= THE EXERCISE =
Copy out the records precisely, omitting pictures.

(Dataset items)
+++++

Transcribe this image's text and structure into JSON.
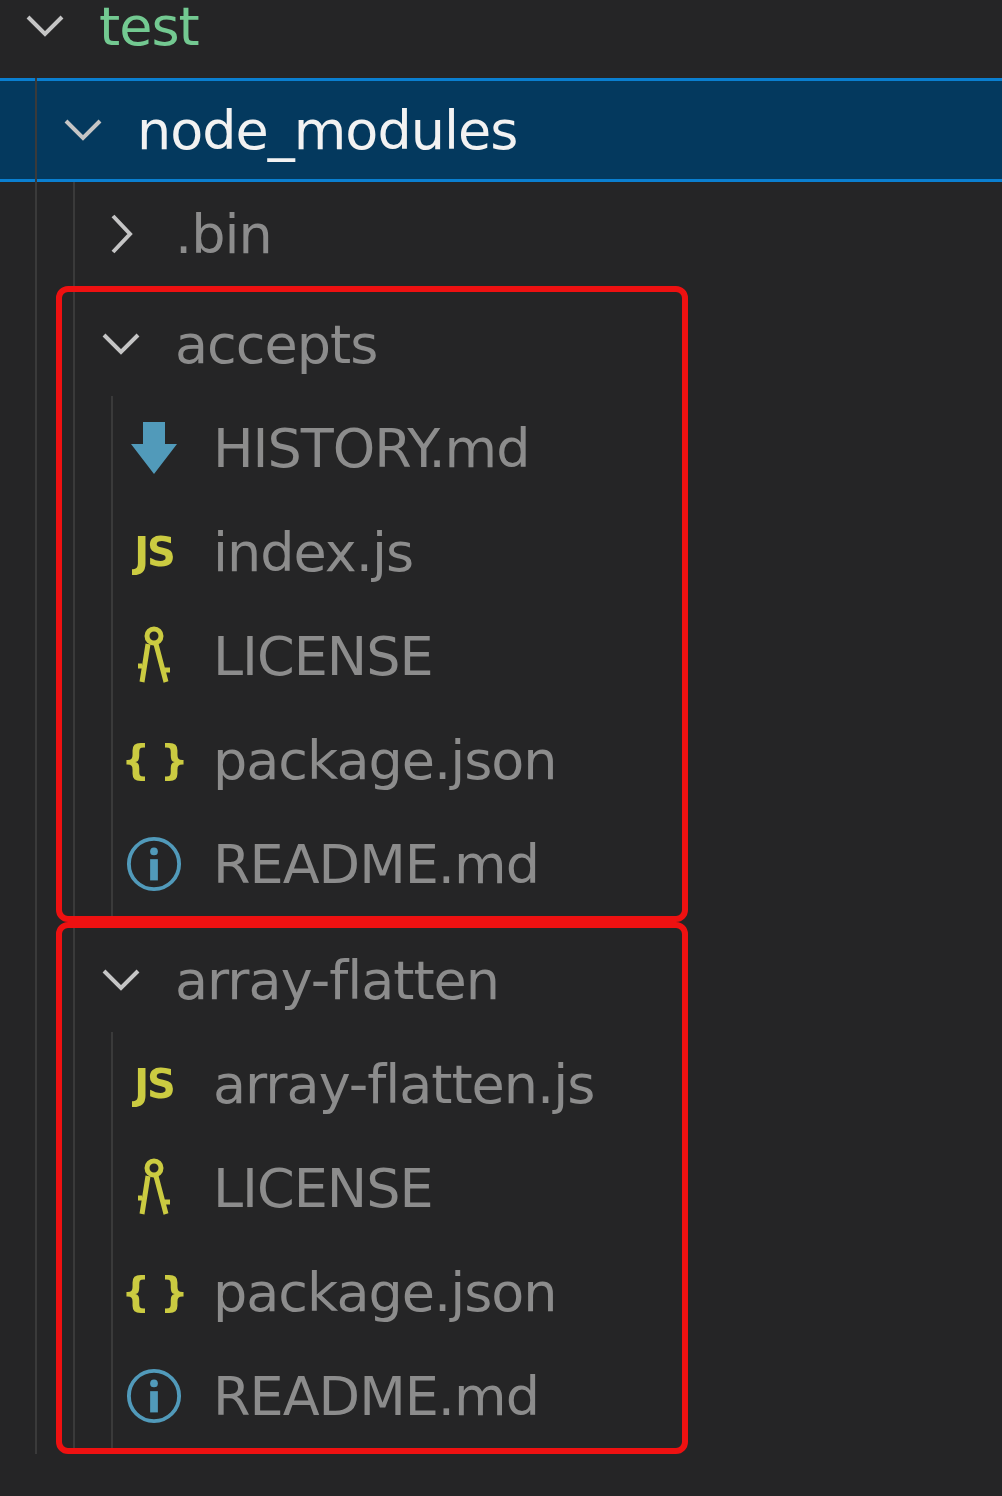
{
  "explorer": {
    "tree": [
      {
        "name": "test",
        "kind": "folder",
        "expanded": true,
        "selected": false,
        "untracked": true,
        "ignored": false,
        "highlighted": false,
        "children": [
          {
            "name": "node_modules",
            "kind": "folder",
            "expanded": true,
            "selected": true,
            "untracked": false,
            "ignored": true,
            "highlighted": false,
            "children": [
              {
                "name": ".bin",
                "kind": "folder",
                "expanded": false,
                "selected": false,
                "untracked": false,
                "ignored": true,
                "highlighted": false
              },
              {
                "name": "accepts",
                "kind": "folder",
                "expanded": true,
                "selected": false,
                "untracked": false,
                "ignored": true,
                "highlighted": true,
                "children": [
                  {
                    "name": "HISTORY.md",
                    "kind": "markdown",
                    "selected": false,
                    "untracked": false,
                    "ignored": true
                  },
                  {
                    "name": "index.js",
                    "kind": "js",
                    "icon_text": "JS",
                    "selected": false,
                    "untracked": false,
                    "ignored": true
                  },
                  {
                    "name": "LICENSE",
                    "kind": "license",
                    "selected": false,
                    "untracked": false,
                    "ignored": true
                  },
                  {
                    "name": "package.json",
                    "kind": "json",
                    "icon_text": "{ }",
                    "selected": false,
                    "untracked": false,
                    "ignored": true
                  },
                  {
                    "name": "README.md",
                    "kind": "info",
                    "selected": false,
                    "untracked": false,
                    "ignored": true
                  }
                ]
              },
              {
                "name": "array-flatten",
                "kind": "folder",
                "expanded": true,
                "selected": false,
                "untracked": false,
                "ignored": true,
                "highlighted": true,
                "children": [
                  {
                    "name": "array-flatten.js",
                    "kind": "js",
                    "icon_text": "JS",
                    "selected": false,
                    "untracked": false,
                    "ignored": true
                  },
                  {
                    "name": "LICENSE",
                    "kind": "license",
                    "selected": false,
                    "untracked": false,
                    "ignored": true
                  },
                  {
                    "name": "package.json",
                    "kind": "json",
                    "icon_text": "{ }",
                    "selected": false,
                    "untracked": false,
                    "ignored": true
                  },
                  {
                    "name": "README.md",
                    "kind": "info",
                    "selected": false,
                    "untracked": false,
                    "ignored": true
                  }
                ]
              }
            ]
          }
        ]
      }
    ]
  }
}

+++++

= FINISHED TASK =
Transcribe this image's text and structure into JSON.
{
  "explorer": {
    "tree": [
      {
        "name": "test",
        "kind": "folder",
        "expanded": true,
        "selected": false,
        "untracked": true,
        "ignored": false,
        "highlighted": false,
        "children": [
          {
            "name": "node_modules",
            "kind": "folder",
            "expanded": true,
            "selected": true,
            "untracked": false,
            "ignored": true,
            "highlighted": false,
            "children": [
              {
                "name": ".bin",
                "kind": "folder",
                "expanded": false,
                "selected": false,
                "untracked": false,
                "ignored": true,
                "highlighted": false
              },
              {
                "name": "accepts",
                "kind": "folder",
                "expanded": true,
                "selected": false,
                "untracked": false,
                "ignored": true,
                "highlighted": true,
                "children": [
                  {
                    "name": "HISTORY.md",
                    "kind": "markdown",
                    "selected": false,
                    "untracked": false,
                    "ignored": true
                  },
                  {
                    "name": "index.js",
                    "kind": "js",
                    "icon_text": "JS",
                    "selected": false,
                    "untracked": false,
                    "ignored": true
                  },
                  {
                    "name": "LICENSE",
                    "kind": "license",
                    "selected": false,
                    "untracked": false,
                    "ignored": true
                  },
                  {
                    "name": "package.json",
                    "kind": "json",
                    "icon_text": "{ }",
                    "selected": false,
                    "untracked": false,
                    "ignored": true
                  },
                  {
                    "name": "README.md",
                    "kind": "info",
                    "selected": false,
                    "untracked": false,
                    "ignored": true
                  }
                ]
              },
              {
                "name": "array-flatten",
                "kind": "folder",
                "expanded": true,
                "selected": false,
                "untracked": false,
                "ignored": true,
                "highlighted": true,
                "children": [
                  {
                    "name": "array-flatten.js",
                    "kind": "js",
                    "icon_text": "JS",
                    "selected": false,
                    "untracked": false,
                    "ignored": true
                  },
                  {
                    "name": "LICENSE",
                    "kind": "license",
                    "selected": false,
                    "untracked": false,
                    "ignored": true
                  },
                  {
                    "name": "package.json",
                    "kind": "json",
                    "icon_text": "{ }",
                    "selected": false,
                    "untracked": false,
                    "ignored": true
                  },
                  {
                    "name": "README.md",
                    "kind": "info",
                    "selected": false,
                    "untracked": false,
                    "ignored": true
                  }
                ]
              }
            ]
          }
        ]
      }
    ]
  }
}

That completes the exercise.